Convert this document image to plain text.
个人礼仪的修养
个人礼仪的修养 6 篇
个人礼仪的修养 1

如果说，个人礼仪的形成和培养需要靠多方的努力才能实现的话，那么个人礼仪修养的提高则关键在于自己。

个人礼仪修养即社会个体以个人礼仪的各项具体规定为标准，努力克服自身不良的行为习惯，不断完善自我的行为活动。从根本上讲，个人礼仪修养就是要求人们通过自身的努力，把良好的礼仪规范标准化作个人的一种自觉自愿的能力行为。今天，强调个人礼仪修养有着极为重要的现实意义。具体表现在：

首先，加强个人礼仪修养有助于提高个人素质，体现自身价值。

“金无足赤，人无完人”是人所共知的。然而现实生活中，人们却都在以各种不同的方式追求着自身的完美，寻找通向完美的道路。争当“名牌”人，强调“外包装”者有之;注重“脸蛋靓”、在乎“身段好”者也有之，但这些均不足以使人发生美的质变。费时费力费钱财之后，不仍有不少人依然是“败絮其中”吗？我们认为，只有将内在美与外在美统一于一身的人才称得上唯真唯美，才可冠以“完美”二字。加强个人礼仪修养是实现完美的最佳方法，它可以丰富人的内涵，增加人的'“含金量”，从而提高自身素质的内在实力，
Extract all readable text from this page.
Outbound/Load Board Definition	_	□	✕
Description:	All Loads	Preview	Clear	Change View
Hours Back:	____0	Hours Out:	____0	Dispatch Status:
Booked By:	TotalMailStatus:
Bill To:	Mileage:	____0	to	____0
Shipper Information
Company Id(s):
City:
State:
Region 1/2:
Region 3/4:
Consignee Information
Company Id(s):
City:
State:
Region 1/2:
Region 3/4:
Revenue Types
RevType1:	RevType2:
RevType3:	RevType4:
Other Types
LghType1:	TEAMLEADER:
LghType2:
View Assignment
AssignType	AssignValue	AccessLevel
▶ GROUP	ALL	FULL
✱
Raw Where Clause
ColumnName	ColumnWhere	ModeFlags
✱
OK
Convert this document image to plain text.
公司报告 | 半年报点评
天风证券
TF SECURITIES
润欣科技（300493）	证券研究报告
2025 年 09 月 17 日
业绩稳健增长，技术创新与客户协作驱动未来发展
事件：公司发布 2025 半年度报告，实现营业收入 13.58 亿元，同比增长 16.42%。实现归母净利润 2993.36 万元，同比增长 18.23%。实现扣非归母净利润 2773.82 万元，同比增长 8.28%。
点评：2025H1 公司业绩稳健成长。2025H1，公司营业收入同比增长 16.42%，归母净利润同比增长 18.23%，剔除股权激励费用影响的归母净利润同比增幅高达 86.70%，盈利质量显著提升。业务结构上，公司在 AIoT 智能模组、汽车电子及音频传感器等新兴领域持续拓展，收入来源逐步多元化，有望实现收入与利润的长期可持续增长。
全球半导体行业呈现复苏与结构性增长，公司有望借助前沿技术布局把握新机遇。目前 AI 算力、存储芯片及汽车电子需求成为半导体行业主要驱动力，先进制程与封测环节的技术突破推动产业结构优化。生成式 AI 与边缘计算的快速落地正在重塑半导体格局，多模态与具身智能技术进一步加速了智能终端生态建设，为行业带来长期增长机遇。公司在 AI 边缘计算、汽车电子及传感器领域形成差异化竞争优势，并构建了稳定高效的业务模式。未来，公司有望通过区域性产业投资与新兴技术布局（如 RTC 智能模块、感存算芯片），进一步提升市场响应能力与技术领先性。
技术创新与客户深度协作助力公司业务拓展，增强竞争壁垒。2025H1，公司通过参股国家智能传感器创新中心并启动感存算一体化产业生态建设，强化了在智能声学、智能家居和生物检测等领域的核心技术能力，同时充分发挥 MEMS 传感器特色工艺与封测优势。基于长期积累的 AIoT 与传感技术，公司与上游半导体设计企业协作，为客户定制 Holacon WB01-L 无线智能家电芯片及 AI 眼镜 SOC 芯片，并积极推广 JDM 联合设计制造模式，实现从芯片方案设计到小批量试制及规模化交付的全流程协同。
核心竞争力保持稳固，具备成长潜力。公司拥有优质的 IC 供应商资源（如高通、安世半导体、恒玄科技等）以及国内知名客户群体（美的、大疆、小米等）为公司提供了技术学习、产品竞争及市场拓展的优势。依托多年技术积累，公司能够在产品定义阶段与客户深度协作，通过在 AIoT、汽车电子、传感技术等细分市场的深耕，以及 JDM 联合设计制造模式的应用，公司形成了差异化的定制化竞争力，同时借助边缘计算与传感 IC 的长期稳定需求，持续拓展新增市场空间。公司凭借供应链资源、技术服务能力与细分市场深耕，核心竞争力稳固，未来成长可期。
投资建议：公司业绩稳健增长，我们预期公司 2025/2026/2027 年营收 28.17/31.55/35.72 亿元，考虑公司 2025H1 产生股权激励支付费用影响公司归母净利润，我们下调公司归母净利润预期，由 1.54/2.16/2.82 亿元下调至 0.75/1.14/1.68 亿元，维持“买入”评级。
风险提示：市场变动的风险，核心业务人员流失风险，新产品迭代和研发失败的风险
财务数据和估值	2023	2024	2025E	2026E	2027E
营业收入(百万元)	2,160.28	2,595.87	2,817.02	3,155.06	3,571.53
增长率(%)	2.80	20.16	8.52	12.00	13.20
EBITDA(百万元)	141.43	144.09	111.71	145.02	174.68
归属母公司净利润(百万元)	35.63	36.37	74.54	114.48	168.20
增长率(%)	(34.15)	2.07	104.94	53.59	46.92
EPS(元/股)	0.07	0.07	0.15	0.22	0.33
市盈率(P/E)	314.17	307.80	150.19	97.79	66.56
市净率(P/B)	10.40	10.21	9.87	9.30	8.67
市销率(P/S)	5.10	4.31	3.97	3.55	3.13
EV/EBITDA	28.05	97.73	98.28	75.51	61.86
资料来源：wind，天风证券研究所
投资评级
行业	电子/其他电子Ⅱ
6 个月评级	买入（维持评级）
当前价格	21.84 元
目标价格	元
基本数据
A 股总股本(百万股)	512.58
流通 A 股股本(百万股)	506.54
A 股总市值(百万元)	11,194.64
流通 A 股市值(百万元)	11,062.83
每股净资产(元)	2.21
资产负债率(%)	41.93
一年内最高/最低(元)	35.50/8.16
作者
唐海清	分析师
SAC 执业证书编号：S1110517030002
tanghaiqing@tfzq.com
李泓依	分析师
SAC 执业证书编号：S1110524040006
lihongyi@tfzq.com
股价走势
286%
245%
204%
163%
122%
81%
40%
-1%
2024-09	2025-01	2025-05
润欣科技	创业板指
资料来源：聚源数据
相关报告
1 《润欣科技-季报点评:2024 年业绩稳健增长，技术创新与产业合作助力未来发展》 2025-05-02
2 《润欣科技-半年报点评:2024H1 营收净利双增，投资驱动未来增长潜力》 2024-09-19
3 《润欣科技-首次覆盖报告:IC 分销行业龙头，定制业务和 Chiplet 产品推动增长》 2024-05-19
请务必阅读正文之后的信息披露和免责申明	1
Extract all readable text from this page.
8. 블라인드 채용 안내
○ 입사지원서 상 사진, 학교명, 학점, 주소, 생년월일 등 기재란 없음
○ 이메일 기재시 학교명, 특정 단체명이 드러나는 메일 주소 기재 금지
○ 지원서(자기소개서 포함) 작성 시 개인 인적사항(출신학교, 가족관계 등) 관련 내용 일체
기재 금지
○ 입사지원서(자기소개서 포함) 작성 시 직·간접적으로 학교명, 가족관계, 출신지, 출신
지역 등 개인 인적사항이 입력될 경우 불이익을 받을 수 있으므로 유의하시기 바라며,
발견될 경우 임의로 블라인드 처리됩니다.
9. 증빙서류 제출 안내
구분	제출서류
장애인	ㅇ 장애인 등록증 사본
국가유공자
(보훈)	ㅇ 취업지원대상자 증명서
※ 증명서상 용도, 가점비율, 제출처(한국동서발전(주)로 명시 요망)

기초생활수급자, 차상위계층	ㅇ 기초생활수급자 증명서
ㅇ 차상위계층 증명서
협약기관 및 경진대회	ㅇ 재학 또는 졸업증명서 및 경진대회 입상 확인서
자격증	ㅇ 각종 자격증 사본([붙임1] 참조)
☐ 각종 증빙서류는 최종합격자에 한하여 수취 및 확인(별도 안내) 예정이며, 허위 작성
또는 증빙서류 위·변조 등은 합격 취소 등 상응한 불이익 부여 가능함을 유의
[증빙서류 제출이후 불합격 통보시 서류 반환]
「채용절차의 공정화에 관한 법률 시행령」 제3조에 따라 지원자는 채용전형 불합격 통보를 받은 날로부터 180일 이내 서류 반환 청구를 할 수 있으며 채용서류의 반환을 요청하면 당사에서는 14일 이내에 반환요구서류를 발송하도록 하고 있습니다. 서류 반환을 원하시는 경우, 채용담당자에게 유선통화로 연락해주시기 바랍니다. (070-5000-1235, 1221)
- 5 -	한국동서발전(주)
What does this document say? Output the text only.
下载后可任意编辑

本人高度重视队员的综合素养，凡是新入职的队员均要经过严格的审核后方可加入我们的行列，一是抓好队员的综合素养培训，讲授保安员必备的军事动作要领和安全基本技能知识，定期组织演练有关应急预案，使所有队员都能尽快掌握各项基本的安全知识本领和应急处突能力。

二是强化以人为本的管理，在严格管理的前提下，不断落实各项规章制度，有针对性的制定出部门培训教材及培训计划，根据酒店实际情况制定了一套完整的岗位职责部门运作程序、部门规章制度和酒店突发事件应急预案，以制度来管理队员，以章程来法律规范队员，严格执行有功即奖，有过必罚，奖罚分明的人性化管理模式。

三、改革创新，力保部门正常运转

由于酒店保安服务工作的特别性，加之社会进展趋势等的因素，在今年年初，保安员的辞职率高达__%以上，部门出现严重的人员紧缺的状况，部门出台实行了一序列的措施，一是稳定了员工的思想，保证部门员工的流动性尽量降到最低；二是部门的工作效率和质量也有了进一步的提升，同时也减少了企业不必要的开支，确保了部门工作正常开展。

What you are asked to do: List each line in the listing that contains the string "가족관계".

Right answer:
○ 지원서(자기소개서 포함) 작성 시 개인 인적사항(출신학교, 가족관계 등) 관련 내용 일체
○ 입사지원서(자기소개서 포함) 작성 시 직·간접적으로 학교명, 가족관계, 출신지, 출신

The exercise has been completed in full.